__REQUIREMENT__
State how many lines in these records contain the word "uložit", and nothing else.

__RECORD SET__

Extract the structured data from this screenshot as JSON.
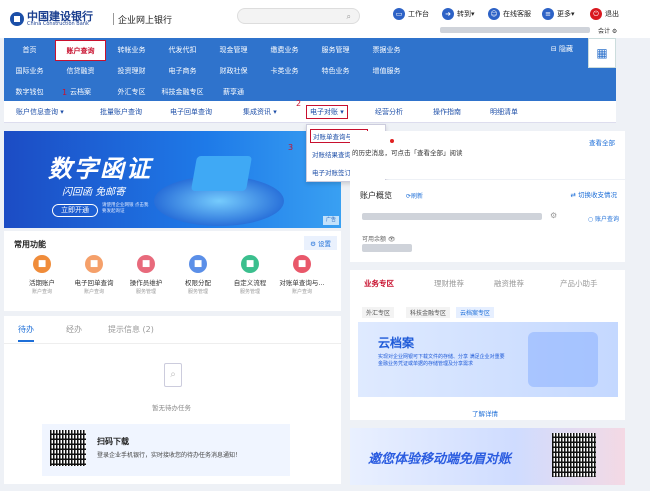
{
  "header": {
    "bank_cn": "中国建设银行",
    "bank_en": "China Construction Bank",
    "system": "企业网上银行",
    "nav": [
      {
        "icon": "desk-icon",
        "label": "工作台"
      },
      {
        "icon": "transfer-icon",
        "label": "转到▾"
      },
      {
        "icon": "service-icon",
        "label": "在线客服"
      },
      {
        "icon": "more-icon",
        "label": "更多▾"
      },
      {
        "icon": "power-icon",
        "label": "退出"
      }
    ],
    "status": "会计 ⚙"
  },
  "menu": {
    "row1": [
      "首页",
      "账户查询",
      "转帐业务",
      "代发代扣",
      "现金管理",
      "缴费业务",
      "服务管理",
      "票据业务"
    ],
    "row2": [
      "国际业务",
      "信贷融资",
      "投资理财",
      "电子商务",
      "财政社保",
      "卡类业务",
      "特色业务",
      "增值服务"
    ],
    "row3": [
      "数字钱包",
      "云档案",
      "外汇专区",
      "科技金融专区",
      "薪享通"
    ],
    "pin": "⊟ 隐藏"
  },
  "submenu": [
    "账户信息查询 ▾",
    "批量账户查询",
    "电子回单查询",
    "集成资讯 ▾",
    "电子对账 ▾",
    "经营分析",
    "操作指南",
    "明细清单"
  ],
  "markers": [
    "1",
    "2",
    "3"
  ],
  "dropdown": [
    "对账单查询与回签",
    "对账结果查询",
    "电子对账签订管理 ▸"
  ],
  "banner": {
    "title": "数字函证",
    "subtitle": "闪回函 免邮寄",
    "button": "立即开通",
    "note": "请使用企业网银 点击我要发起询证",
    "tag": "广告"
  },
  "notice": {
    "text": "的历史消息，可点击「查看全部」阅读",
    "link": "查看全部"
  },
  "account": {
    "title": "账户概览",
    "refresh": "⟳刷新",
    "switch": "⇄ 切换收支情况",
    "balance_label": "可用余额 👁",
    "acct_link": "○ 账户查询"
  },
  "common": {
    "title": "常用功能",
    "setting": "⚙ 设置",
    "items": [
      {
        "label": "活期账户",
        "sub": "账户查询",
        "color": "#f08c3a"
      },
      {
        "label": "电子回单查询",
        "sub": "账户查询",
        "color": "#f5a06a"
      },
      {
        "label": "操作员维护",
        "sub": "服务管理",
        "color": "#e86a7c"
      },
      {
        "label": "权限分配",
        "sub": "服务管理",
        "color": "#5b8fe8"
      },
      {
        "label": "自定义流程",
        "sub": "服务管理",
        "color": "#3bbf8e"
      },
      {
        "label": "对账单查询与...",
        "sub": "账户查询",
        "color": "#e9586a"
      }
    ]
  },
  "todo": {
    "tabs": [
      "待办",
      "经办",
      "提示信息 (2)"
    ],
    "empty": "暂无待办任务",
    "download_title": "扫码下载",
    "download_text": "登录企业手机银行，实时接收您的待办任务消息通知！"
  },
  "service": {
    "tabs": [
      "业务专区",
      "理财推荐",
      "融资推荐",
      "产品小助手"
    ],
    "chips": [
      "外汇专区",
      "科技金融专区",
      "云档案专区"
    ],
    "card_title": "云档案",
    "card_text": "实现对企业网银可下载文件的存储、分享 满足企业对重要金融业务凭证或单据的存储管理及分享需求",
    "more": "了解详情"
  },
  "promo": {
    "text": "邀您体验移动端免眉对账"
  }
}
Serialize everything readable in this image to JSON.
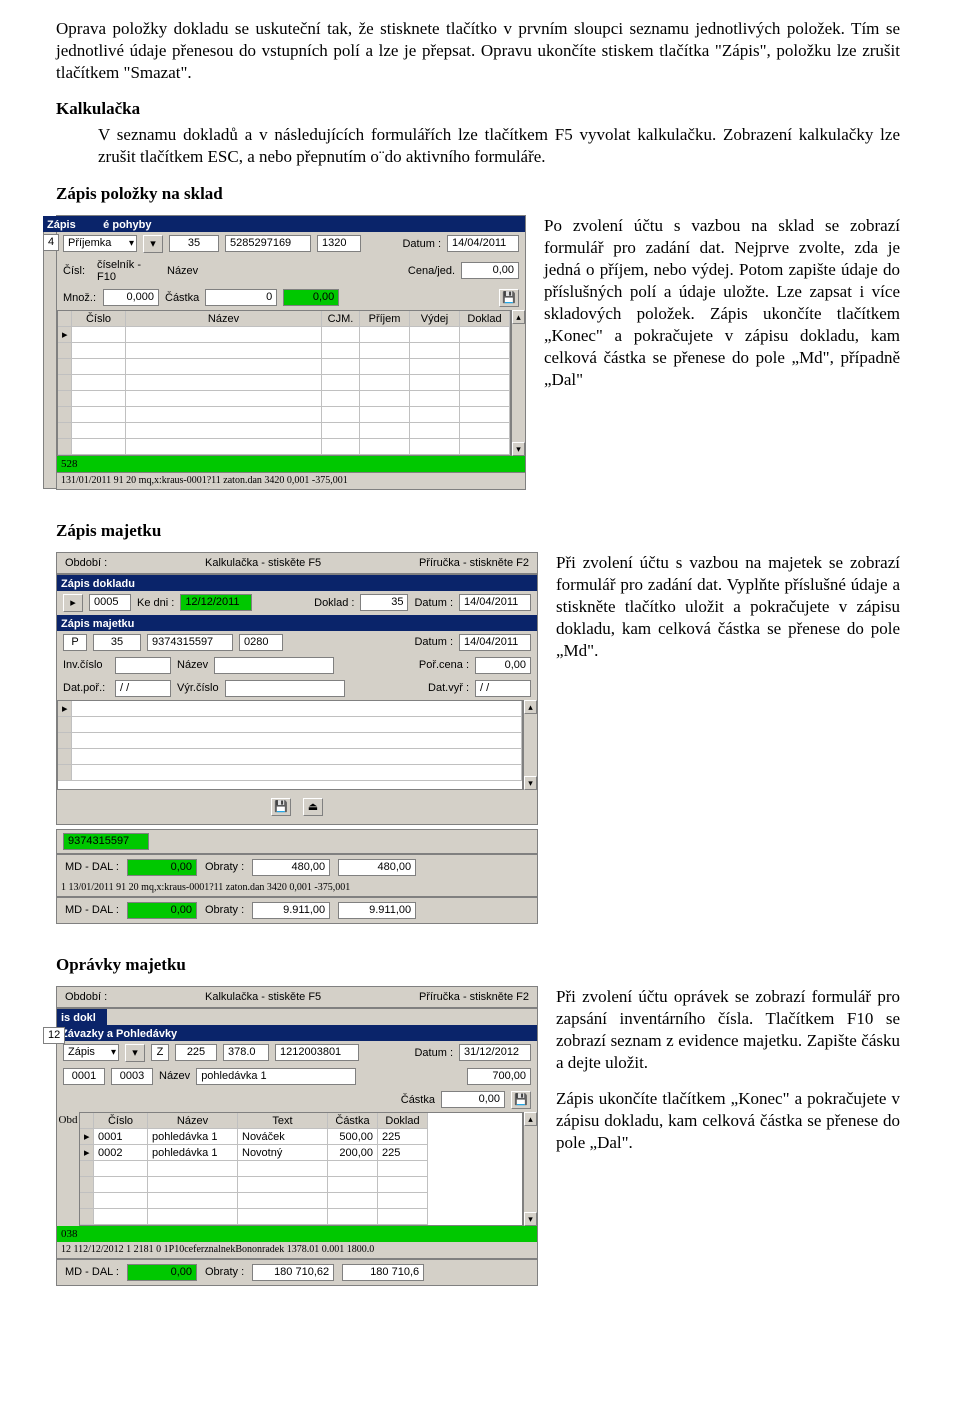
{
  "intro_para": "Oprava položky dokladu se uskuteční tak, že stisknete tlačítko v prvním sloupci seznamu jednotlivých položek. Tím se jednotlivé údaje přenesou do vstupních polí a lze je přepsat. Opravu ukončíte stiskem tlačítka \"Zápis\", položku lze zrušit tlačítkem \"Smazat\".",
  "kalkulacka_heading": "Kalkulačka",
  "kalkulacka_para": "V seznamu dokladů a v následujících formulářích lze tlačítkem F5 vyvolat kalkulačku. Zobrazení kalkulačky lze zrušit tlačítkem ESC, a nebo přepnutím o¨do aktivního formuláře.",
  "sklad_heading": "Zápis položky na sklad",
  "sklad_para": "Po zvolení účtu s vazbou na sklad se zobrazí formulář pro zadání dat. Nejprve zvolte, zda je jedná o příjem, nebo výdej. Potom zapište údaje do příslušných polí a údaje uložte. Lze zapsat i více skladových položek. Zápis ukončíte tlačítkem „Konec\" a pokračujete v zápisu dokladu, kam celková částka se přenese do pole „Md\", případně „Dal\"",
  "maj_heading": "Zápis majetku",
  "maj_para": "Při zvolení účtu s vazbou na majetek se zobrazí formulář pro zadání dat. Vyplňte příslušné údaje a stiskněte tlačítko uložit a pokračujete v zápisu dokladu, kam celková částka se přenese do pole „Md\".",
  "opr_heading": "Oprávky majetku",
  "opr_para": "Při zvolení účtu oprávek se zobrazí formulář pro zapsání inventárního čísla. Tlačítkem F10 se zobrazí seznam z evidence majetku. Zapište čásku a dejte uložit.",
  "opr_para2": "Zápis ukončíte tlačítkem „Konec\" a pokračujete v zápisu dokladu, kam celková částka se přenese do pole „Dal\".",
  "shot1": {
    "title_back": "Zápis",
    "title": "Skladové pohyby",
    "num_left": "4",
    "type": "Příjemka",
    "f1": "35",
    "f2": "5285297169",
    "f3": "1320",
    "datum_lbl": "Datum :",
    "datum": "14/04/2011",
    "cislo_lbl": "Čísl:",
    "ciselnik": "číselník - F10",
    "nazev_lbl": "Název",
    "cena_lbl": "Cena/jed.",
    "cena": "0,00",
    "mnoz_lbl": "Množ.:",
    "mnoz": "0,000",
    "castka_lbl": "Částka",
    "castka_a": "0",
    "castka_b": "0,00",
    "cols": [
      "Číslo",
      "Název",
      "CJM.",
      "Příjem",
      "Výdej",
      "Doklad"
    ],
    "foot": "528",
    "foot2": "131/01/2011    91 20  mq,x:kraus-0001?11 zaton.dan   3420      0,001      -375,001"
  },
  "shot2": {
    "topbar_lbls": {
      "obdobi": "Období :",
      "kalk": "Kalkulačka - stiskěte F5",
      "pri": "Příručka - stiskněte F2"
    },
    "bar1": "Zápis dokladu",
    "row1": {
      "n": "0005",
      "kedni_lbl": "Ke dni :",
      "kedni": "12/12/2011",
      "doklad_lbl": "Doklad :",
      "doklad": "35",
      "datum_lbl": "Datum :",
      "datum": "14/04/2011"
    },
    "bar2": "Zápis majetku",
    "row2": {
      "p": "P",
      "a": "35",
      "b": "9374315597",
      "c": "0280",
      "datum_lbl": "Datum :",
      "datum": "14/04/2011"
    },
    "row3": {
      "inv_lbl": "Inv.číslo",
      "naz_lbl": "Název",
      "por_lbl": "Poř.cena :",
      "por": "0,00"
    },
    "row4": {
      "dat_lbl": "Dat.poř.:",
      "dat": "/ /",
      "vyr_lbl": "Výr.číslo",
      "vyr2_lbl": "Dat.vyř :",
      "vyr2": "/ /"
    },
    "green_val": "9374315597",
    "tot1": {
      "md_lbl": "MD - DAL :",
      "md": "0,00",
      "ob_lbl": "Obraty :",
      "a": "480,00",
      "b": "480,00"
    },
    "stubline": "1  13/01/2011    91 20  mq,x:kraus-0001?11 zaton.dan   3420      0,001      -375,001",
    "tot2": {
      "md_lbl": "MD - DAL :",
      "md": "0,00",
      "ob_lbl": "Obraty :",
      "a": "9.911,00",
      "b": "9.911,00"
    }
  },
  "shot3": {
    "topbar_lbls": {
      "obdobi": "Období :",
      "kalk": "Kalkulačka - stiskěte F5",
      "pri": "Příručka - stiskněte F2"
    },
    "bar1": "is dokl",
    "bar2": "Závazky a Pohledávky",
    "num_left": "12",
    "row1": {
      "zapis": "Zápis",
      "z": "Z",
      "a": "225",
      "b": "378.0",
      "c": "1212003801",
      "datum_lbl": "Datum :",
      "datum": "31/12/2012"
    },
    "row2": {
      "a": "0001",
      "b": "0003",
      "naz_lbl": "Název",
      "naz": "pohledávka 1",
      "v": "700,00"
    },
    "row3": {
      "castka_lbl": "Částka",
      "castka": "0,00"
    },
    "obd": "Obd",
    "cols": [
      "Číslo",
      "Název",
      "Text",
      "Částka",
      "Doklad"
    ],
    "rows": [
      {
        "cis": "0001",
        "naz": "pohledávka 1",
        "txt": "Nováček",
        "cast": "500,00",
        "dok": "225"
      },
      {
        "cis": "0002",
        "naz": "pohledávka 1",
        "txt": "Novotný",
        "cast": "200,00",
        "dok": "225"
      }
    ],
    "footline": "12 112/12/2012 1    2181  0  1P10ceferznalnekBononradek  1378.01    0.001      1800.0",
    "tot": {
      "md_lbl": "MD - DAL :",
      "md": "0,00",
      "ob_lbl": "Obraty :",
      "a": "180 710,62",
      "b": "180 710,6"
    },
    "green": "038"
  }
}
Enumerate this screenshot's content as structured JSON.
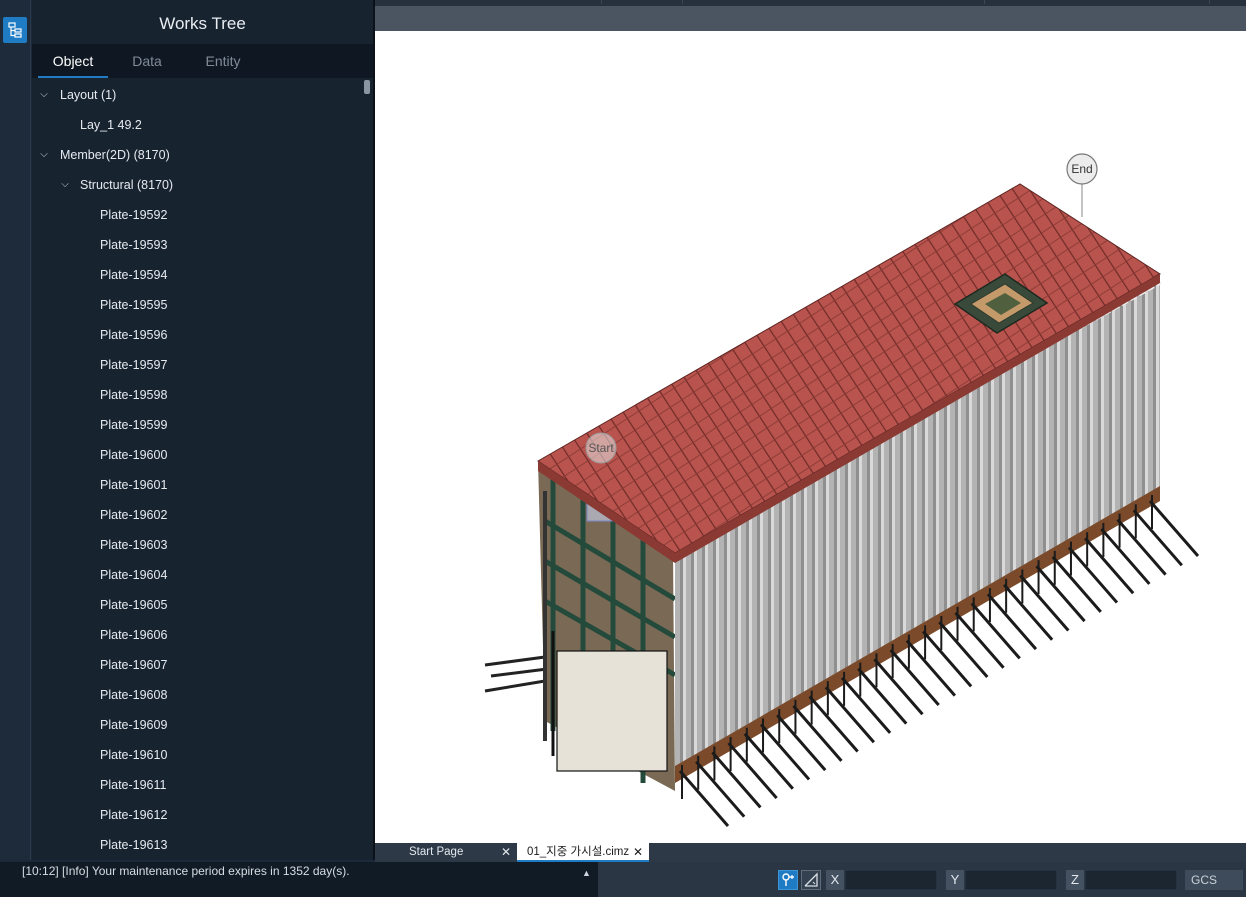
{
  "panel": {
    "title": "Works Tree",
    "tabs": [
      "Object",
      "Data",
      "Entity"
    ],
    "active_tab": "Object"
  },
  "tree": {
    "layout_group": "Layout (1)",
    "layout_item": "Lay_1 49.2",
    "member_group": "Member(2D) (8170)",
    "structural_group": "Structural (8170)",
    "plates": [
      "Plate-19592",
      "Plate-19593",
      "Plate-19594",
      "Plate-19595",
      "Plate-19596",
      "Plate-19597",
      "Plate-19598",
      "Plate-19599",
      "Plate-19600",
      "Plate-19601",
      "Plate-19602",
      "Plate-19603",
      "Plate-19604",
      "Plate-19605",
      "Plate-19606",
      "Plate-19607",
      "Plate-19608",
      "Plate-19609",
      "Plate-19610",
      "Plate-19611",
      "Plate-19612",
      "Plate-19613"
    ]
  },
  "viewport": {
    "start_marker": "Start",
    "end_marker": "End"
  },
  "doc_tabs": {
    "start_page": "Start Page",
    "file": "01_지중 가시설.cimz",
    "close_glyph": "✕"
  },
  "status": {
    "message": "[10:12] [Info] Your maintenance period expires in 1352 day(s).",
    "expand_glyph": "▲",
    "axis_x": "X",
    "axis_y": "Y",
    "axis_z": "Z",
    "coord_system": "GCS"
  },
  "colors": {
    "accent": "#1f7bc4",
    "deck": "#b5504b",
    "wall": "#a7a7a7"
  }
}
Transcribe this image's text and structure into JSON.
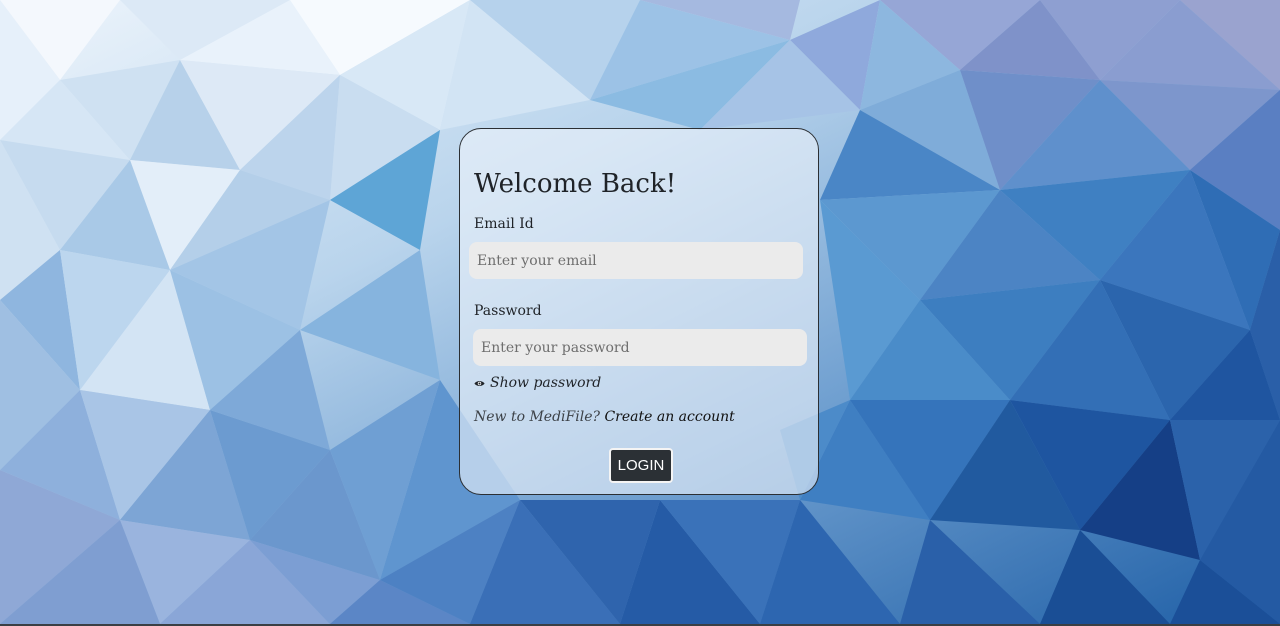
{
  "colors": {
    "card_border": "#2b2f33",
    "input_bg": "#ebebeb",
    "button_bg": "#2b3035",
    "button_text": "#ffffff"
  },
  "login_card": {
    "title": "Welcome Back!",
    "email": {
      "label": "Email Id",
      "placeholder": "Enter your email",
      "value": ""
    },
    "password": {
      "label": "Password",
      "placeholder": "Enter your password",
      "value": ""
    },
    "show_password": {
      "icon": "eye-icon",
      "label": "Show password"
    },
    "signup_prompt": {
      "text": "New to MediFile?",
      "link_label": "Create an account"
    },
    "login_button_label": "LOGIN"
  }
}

__EXPECTED ANSWER__
2